> **Data listing**
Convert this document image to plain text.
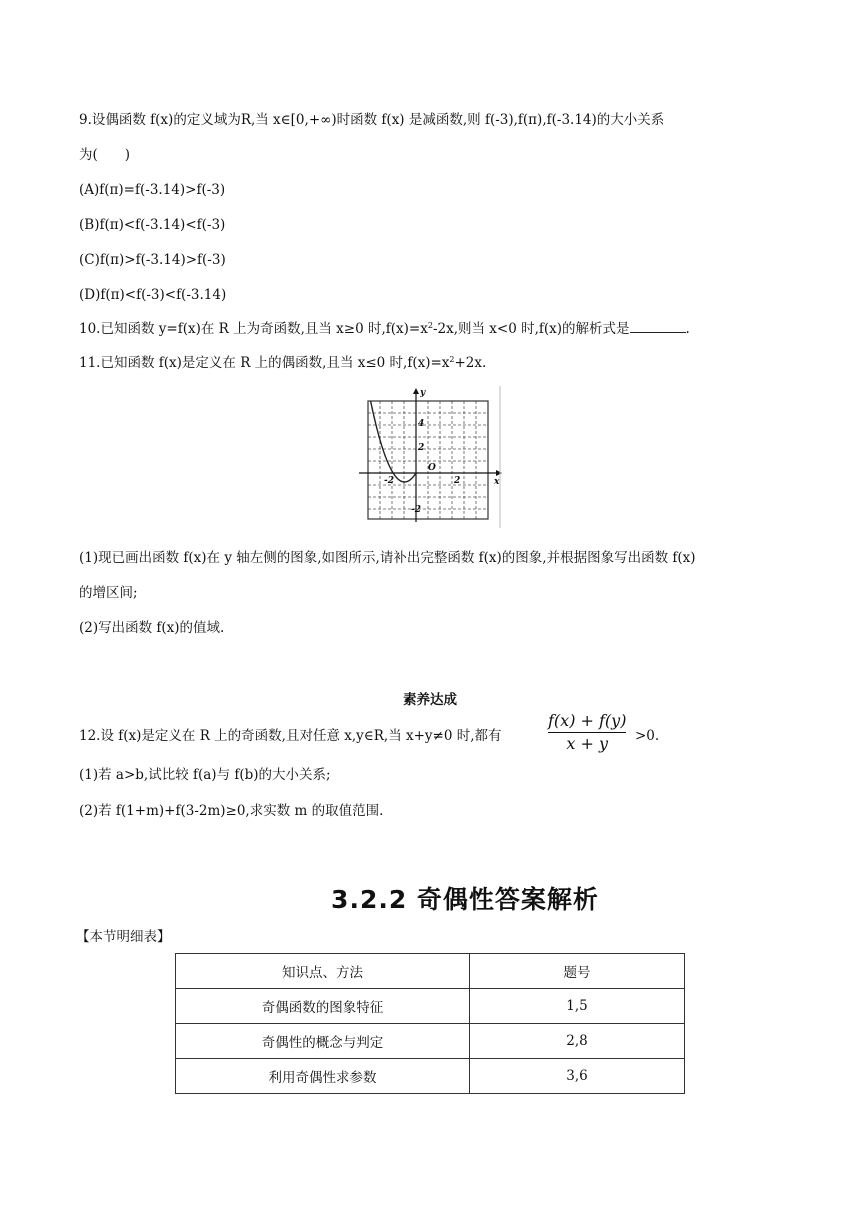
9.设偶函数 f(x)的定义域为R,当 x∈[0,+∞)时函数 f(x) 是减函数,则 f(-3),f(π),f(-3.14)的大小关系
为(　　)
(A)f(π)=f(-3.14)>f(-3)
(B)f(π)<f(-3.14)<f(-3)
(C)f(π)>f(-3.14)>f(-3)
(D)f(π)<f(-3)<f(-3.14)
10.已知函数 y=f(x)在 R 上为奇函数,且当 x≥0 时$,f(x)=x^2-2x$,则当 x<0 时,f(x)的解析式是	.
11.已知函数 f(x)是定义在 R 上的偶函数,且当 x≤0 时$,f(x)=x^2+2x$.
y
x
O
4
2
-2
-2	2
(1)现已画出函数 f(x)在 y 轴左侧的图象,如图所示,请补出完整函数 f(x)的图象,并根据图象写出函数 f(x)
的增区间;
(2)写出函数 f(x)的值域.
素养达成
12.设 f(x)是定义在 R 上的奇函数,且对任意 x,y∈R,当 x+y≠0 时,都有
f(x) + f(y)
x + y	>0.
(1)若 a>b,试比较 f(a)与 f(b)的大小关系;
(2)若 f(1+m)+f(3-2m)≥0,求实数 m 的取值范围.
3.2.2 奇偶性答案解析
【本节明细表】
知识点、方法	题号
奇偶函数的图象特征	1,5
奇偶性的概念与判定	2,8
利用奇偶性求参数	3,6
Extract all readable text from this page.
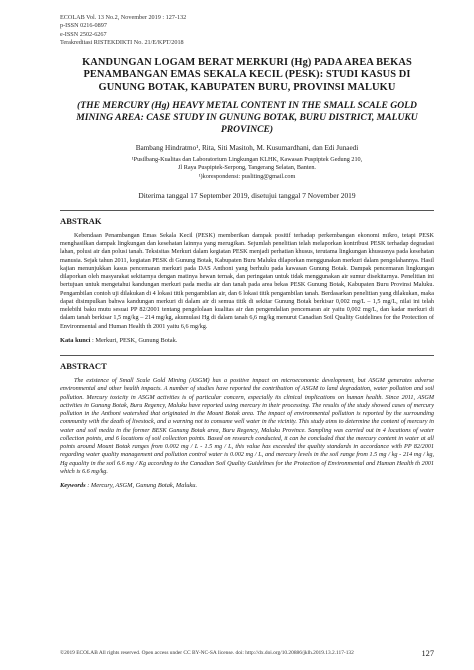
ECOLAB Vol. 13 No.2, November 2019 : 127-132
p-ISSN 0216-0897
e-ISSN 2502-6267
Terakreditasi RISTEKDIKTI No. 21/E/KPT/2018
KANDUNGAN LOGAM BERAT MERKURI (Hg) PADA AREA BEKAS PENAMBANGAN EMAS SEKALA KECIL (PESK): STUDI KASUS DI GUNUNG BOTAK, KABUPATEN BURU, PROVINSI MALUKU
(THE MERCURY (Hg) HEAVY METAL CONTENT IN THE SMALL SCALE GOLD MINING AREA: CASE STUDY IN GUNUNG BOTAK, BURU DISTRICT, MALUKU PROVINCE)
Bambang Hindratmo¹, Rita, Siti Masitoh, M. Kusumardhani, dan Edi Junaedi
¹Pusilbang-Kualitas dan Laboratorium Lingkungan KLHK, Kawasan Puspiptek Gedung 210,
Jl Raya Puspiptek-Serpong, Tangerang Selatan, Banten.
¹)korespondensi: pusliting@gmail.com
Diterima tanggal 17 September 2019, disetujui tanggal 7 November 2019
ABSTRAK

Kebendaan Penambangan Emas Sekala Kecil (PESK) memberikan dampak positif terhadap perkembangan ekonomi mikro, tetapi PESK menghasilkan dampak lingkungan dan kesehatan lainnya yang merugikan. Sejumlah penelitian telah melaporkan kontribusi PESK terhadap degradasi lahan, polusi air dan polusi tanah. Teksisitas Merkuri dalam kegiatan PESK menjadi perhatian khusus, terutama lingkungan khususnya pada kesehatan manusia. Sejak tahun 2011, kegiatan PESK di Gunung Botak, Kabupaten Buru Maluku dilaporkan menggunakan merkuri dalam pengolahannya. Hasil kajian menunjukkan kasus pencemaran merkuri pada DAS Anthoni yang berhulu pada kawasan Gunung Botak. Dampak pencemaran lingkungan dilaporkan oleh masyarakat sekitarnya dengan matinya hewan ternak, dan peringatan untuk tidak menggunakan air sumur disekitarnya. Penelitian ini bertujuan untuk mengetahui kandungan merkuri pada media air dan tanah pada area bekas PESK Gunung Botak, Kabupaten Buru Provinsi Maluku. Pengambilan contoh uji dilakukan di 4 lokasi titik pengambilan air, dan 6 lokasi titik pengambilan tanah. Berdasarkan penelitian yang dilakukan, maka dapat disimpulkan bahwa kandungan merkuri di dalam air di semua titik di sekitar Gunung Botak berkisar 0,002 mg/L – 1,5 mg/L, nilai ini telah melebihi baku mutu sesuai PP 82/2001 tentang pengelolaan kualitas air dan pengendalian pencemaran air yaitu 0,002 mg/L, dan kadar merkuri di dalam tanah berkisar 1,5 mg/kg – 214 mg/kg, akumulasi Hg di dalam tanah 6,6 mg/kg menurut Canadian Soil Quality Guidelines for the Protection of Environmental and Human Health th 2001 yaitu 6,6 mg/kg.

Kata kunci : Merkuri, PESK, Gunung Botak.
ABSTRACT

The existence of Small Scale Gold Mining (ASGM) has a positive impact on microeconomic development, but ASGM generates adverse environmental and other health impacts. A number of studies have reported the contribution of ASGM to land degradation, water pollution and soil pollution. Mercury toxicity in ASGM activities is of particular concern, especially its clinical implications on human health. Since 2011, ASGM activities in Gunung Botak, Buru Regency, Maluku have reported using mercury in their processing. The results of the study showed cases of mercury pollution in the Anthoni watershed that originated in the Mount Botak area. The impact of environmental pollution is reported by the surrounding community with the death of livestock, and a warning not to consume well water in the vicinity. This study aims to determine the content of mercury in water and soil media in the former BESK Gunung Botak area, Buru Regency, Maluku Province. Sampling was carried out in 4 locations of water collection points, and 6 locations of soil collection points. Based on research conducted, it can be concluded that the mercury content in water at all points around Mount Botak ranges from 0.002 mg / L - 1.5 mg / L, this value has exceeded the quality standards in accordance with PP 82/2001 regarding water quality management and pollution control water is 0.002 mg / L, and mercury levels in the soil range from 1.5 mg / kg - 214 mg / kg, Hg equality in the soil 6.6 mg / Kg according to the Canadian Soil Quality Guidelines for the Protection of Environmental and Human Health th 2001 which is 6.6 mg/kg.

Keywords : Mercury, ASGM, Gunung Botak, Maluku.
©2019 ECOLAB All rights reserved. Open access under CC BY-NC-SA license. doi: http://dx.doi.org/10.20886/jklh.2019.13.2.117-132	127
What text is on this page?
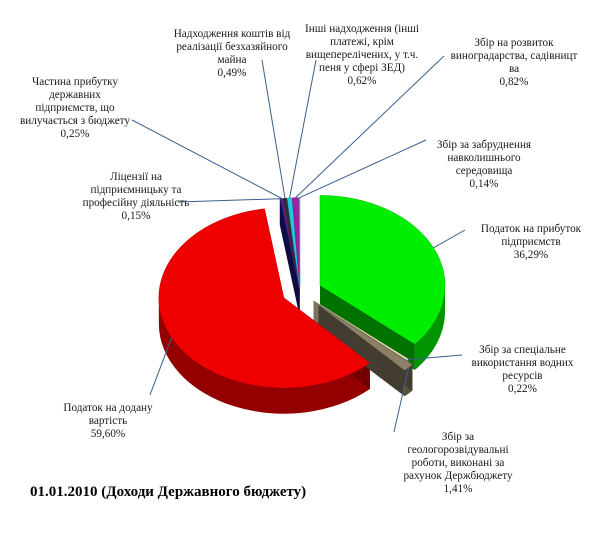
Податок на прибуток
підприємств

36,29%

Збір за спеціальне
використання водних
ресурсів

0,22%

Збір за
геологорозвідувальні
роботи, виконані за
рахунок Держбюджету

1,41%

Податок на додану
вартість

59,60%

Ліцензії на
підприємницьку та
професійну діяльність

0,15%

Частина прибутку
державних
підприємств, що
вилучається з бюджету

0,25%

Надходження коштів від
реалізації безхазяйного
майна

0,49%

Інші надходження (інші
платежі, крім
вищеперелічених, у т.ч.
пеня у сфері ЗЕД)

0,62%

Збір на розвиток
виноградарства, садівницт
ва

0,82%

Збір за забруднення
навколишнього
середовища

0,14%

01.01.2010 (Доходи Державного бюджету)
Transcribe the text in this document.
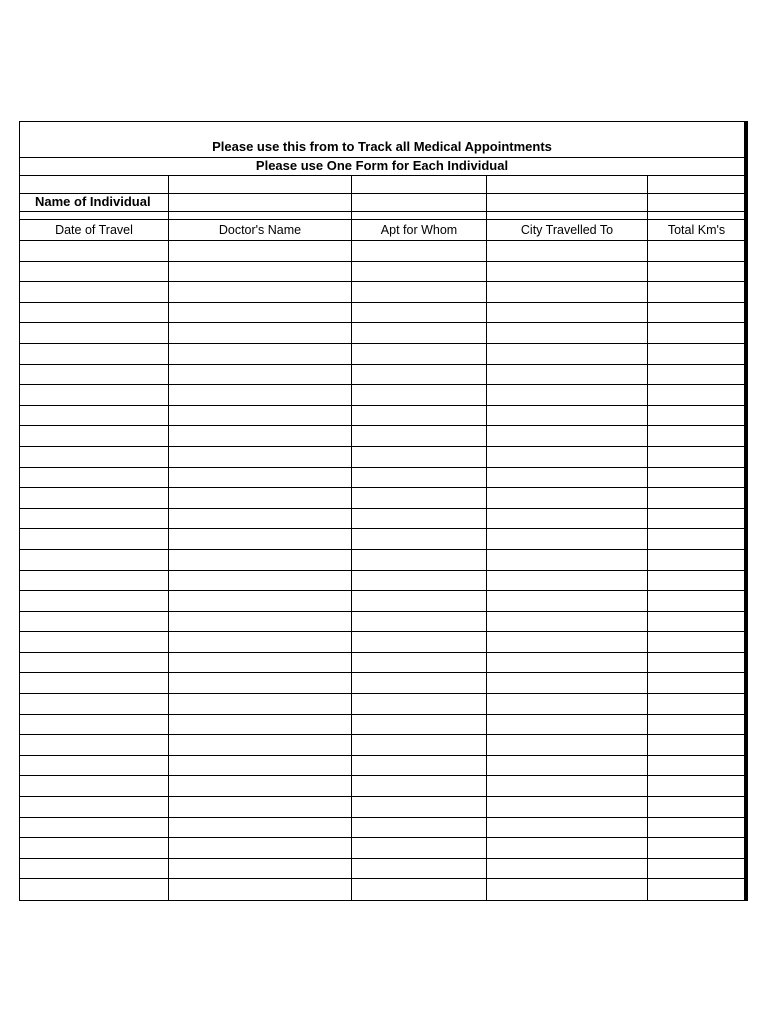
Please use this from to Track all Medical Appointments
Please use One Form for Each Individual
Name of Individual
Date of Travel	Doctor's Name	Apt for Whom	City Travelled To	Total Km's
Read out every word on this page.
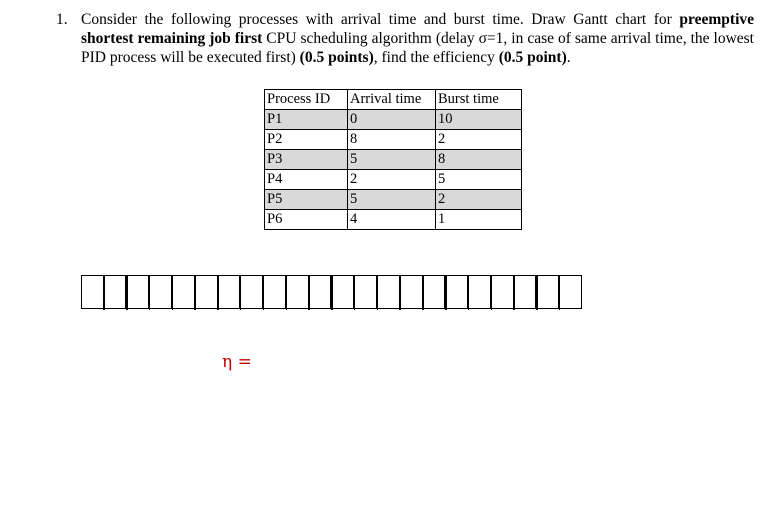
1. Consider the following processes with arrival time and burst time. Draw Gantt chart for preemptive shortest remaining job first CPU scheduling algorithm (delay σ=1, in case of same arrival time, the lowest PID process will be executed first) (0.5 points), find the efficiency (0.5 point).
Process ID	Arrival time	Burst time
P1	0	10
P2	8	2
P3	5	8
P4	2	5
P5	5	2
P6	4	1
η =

> **Problem**
Read the data above and pull out each line that holds the string "page".

> **Expected output**
Extract all readable text from this page.
What text is on this page?
Read out every word on this page.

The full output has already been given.